── Given entries

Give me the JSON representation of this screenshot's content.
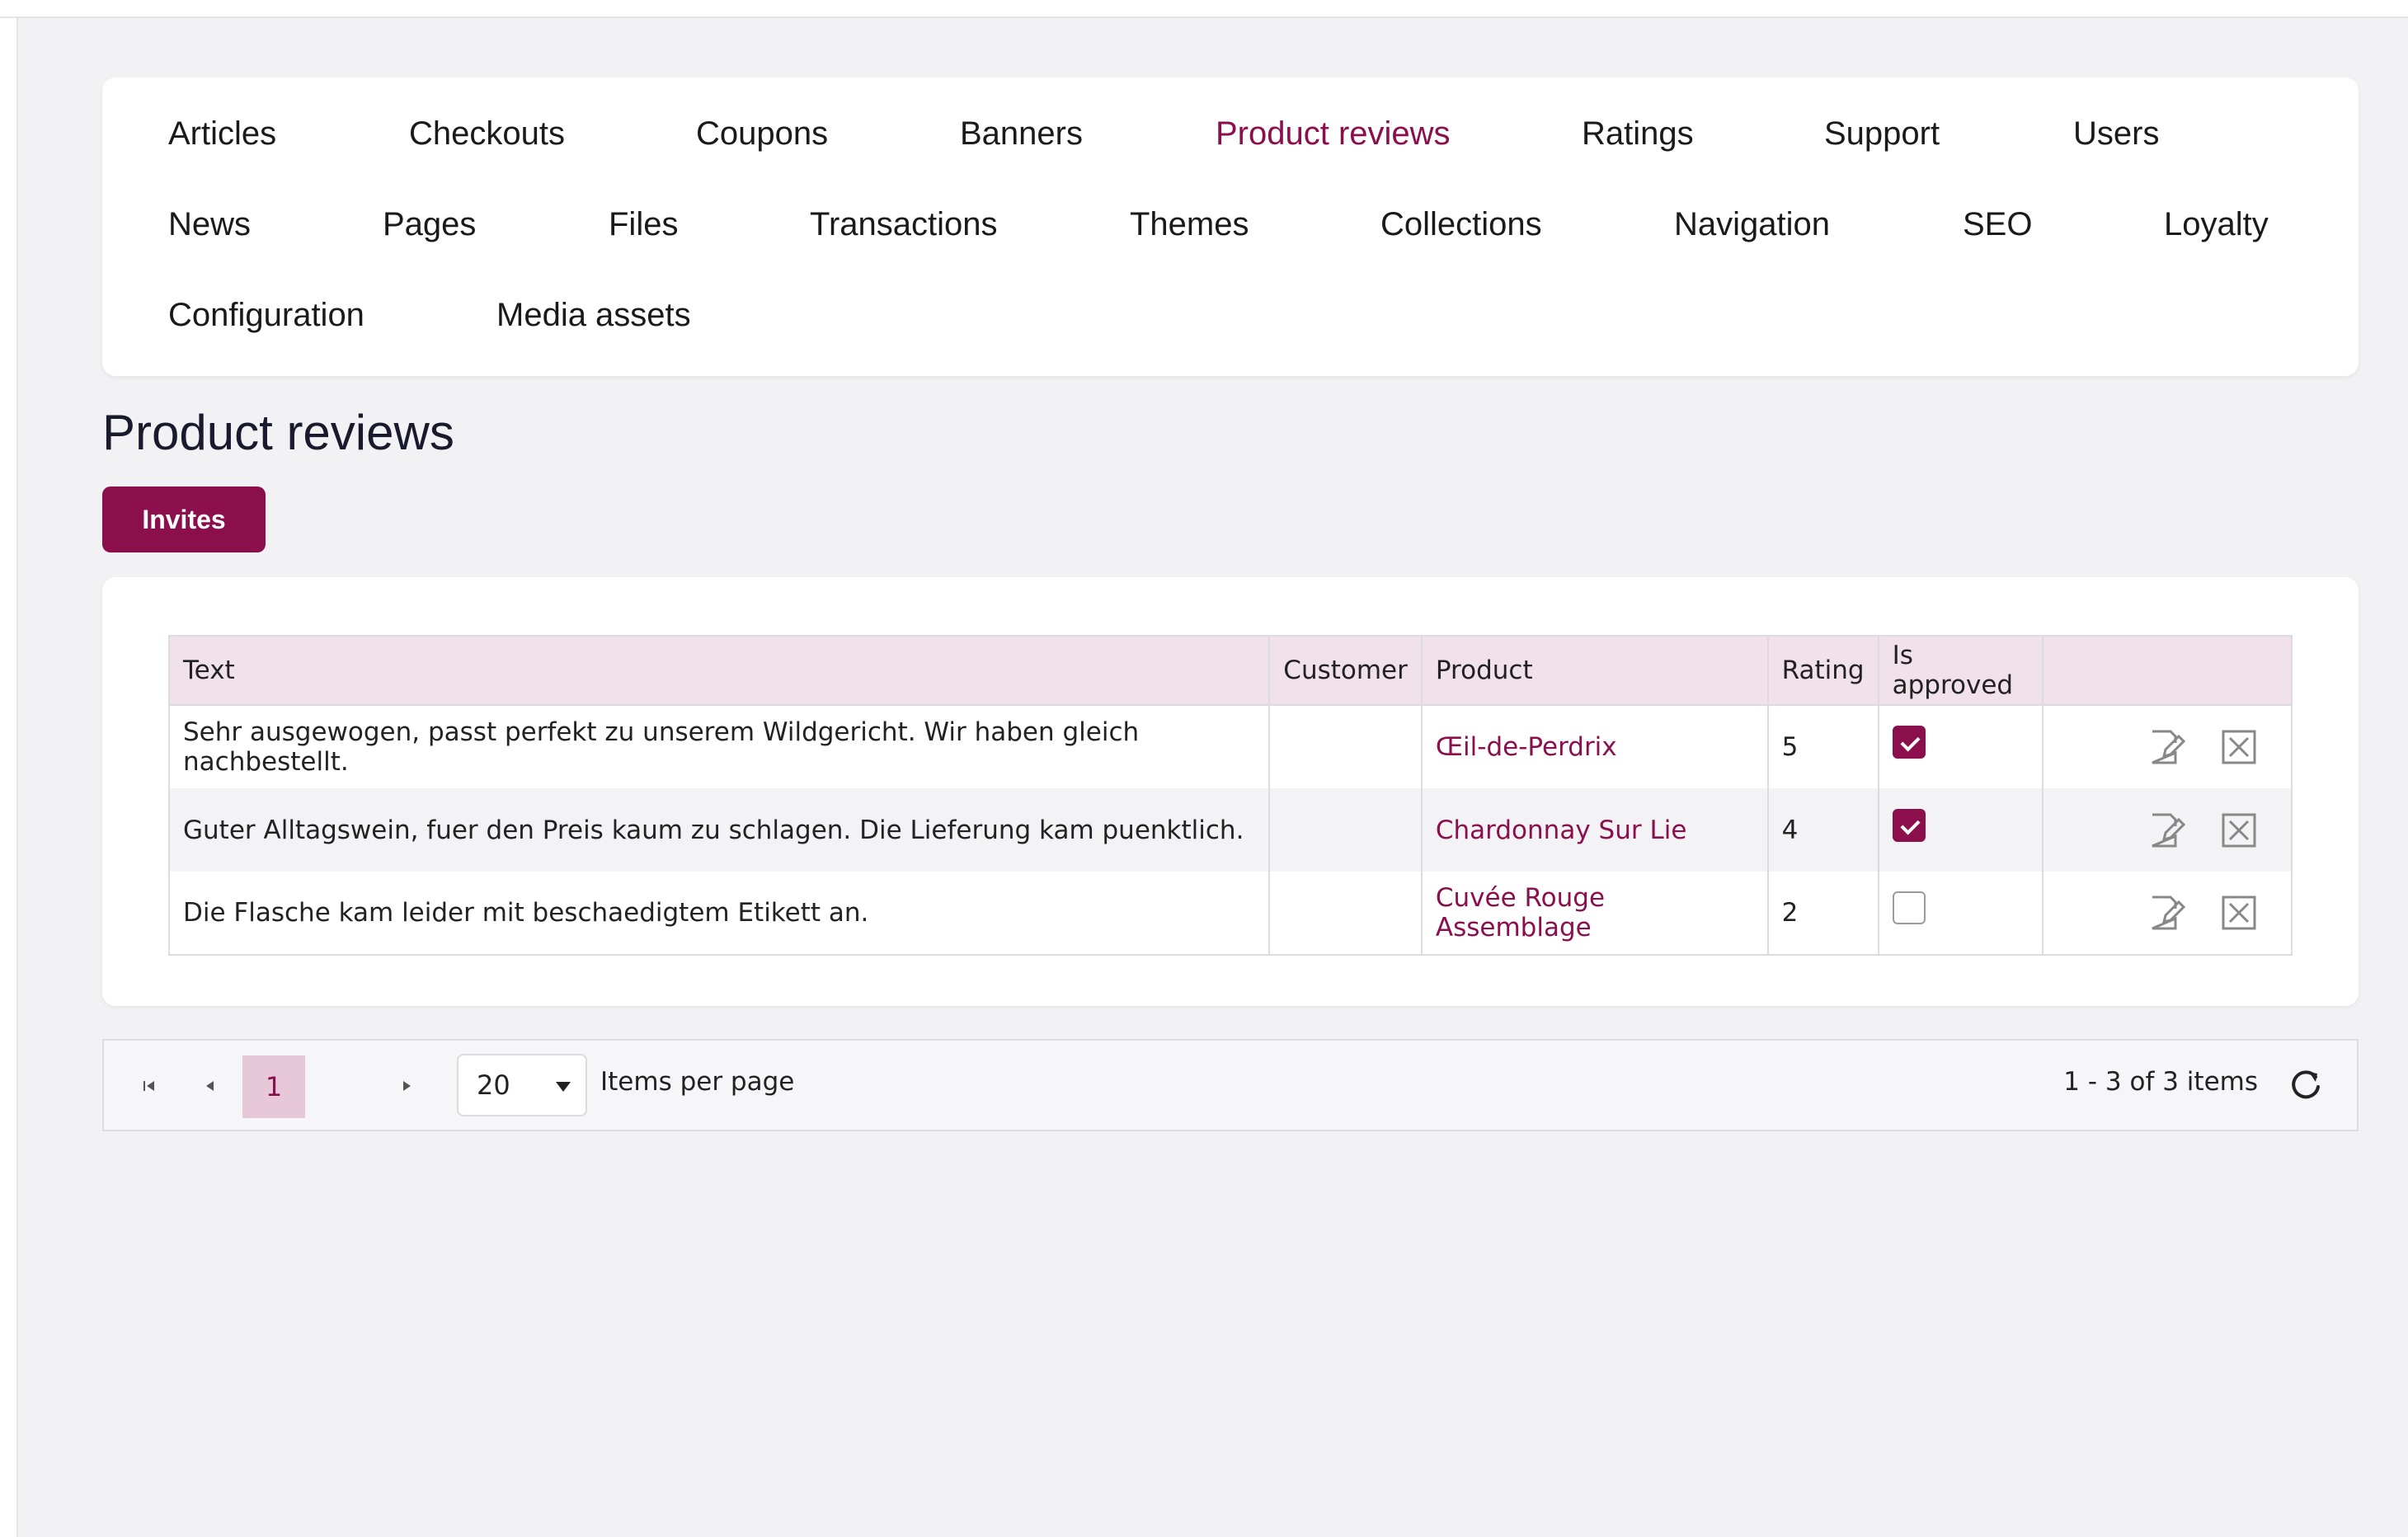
{
  "nav": {
    "items": [
      {
        "label": "Articles"
      },
      {
        "label": "Checkouts"
      },
      {
        "label": "Coupons"
      },
      {
        "label": "Banners"
      },
      {
        "label": "Product reviews"
      },
      {
        "label": "Ratings"
      },
      {
        "label": "Support"
      },
      {
        "label": "Users"
      },
      {
        "label": "News"
      },
      {
        "label": "Pages"
      },
      {
        "label": "Files"
      },
      {
        "label": "Transactions"
      },
      {
        "label": "Themes"
      },
      {
        "label": "Collections"
      },
      {
        "label": "Navigation"
      },
      {
        "label": "SEO"
      },
      {
        "label": "Loyalty"
      },
      {
        "label": "Configuration"
      },
      {
        "label": "Media assets"
      }
    ],
    "active": "Product reviews"
  },
  "page": {
    "title": "Product reviews",
    "invites_label": "Invites"
  },
  "grid": {
    "columns": [
      "Text",
      "Customer",
      "Product",
      "Rating",
      "Is approved",
      ""
    ],
    "rows": [
      {
        "text": "Sehr ausgewogen, passt perfekt zu unserem Wildgericht. Wir haben gleich nachbestellt.",
        "customer": "",
        "product": "Œil-de-Perdrix",
        "rating": "5",
        "approved": true
      },
      {
        "text": "Guter Alltagswein, fuer den Preis kaum zu schlagen. Die Lieferung kam puenktlich.",
        "customer": "",
        "product": "Chardonnay Sur Lie",
        "rating": "4",
        "approved": true
      },
      {
        "text": "Die Flasche kam leider mit beschaedigtem Etikett an.",
        "customer": "",
        "product": "Cuvée Rouge Assemblage",
        "rating": "2",
        "approved": false
      }
    ]
  },
  "pager": {
    "current_page": "1",
    "page_size": "20",
    "items_per_page_label": "Items per page",
    "info": "1 - 3 of 3 items"
  },
  "colors": {
    "accent": "#8b0f4d",
    "header_bg": "#f0e1ea",
    "page_bg": "#f2f2f4"
  }
}
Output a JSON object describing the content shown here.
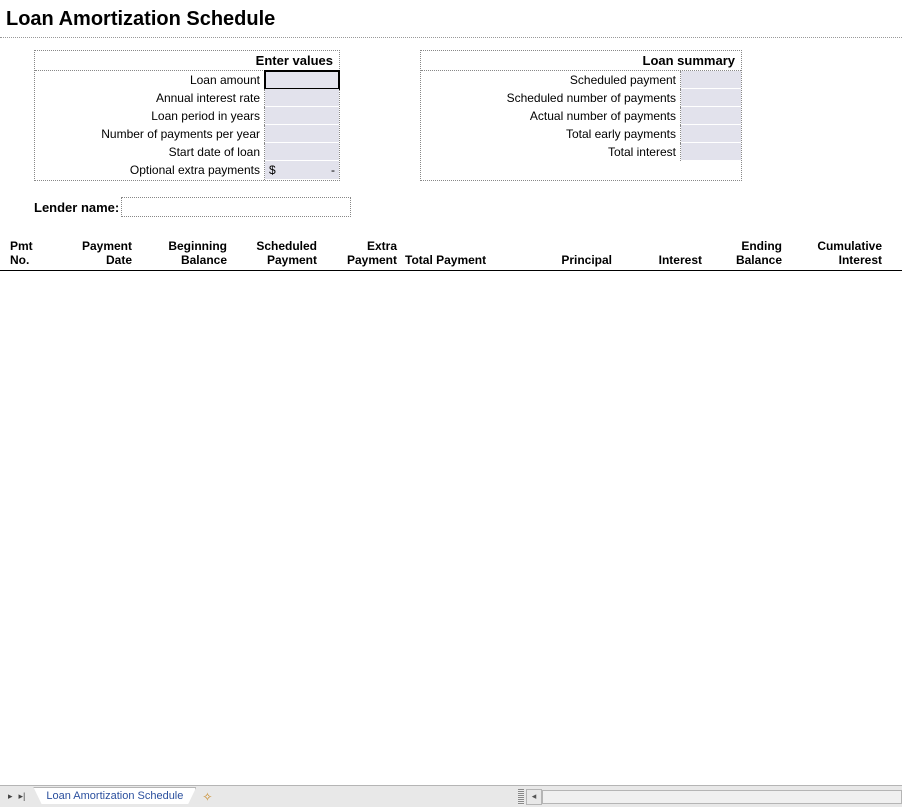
{
  "title": "Loan Amortization Schedule",
  "enter_values": {
    "header": "Enter values",
    "rows": [
      {
        "label": "Loan amount",
        "value": ""
      },
      {
        "label": "Annual interest rate",
        "value": ""
      },
      {
        "label": "Loan period in years",
        "value": ""
      },
      {
        "label": "Number of payments per year",
        "value": ""
      },
      {
        "label": "Start date of loan",
        "value": ""
      },
      {
        "label": "Optional extra payments",
        "value_prefix": "$",
        "value_suffix": "-"
      }
    ]
  },
  "loan_summary": {
    "header": "Loan summary",
    "rows": [
      {
        "label": "Scheduled payment",
        "value": ""
      },
      {
        "label": "Scheduled number of payments",
        "value": ""
      },
      {
        "label": "Actual number of payments",
        "value": ""
      },
      {
        "label": "Total early payments",
        "value": ""
      },
      {
        "label": "Total interest",
        "value": ""
      }
    ]
  },
  "lender": {
    "label": "Lender name:",
    "value": ""
  },
  "schedule_columns": {
    "pmt": "Pmt No.",
    "date": "Payment Date",
    "begin": "Beginning Balance",
    "sched": "Scheduled Payment",
    "extra": "Extra Payment",
    "total": "Total Payment",
    "princ": "Principal",
    "int": "Interest",
    "end": "Ending Balance",
    "cum": "Cumulative Interest"
  },
  "tabs": {
    "active": "Loan Amortization Schedule"
  }
}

────

Each entry above is to be written out again unchanged, apart from the pictures, which are left out.

Give me the JSON representation of this screenshot's content.
{
  "nav": {
    "items": [
      {
        "label": "Articles"
      },
      {
        "label": "Checkouts"
      },
      {
        "label": "Coupons"
      },
      {
        "label": "Banners"
      },
      {
        "label": "Product reviews"
      },
      {
        "label": "Ratings"
      },
      {
        "label": "Support"
      },
      {
        "label": "Users"
      },
      {
        "label": "News"
      },
      {
        "label": "Pages"
      },
      {
        "label": "Files"
      },
      {
        "label": "Transactions"
      },
      {
        "label": "Themes"
      },
      {
        "label": "Collections"
      },
      {
        "label": "Navigation"
      },
      {
        "label": "SEO"
      },
      {
        "label": "Loyalty"
      },
      {
        "label": "Configuration"
      },
      {
        "label": "Media assets"
      }
    ],
    "active": "Product reviews"
  },
  "page": {
    "title": "Product reviews",
    "invites_label": "Invites"
  },
  "grid": {
    "columns": [
      "Text",
      "Customer",
      "Product",
      "Rating",
      "Is approved",
      ""
    ],
    "rows": [
      {
        "text": "Sehr ausgewogen, passt perfekt zu unserem Wildgericht. Wir haben gleich nachbestellt.",
        "customer": "",
        "product": "Œil-de-Perdrix",
        "rating": "5",
        "approved": true
      },
      {
        "text": "Guter Alltagswein, fuer den Preis kaum zu schlagen. Die Lieferung kam puenktlich.",
        "customer": "",
        "product": "Chardonnay Sur Lie",
        "rating": "4",
        "approved": true
      },
      {
        "text": "Die Flasche kam leider mit beschaedigtem Etikett an.",
        "customer": "",
        "product": "Cuvée Rouge Assemblage",
        "rating": "2",
        "approved": false
      }
    ]
  },
  "pager": {
    "current_page": "1",
    "page_size": "20",
    "items_per_page_label": "Items per page",
    "info": "1 - 3 of 3 items"
  },
  "colors": {
    "accent": "#8b0f4d",
    "header_bg": "#f0e1ea",
    "page_bg": "#f2f2f4"
  }
}
Output a JSON object describing the content shown here.
{
  "title": "Loan Amortization Schedule",
  "enter_values": {
    "header": "Enter values",
    "rows": [
      {
        "label": "Loan amount",
        "value": ""
      },
      {
        "label": "Annual interest rate",
        "value": ""
      },
      {
        "label": "Loan period in years",
        "value": ""
      },
      {
        "label": "Number of payments per year",
        "value": ""
      },
      {
        "label": "Start date of loan",
        "value": ""
      },
      {
        "label": "Optional extra payments",
        "value_prefix": "$",
        "value_suffix": "-"
      }
    ]
  },
  "loan_summary": {
    "header": "Loan summary",
    "rows": [
      {
        "label": "Scheduled payment",
        "value": ""
      },
      {
        "label": "Scheduled number of payments",
        "value": ""
      },
      {
        "label": "Actual number of payments",
        "value": ""
      },
      {
        "label": "Total early payments",
        "value": ""
      },
      {
        "label": "Total interest",
        "value": ""
      }
    ]
  },
  "lender": {
    "label": "Lender name:",
    "value": ""
  },
  "schedule_columns": {
    "pmt": "Pmt No.",
    "date": "Payment Date",
    "begin": "Beginning Balance",
    "sched": "Scheduled Payment",
    "extra": "Extra Payment",
    "total": "Total Payment",
    "princ": "Principal",
    "int": "Interest",
    "end": "Ending Balance",
    "cum": "Cumulative Interest"
  },
  "tabs": {
    "active": "Loan Amortization Schedule"
  }
}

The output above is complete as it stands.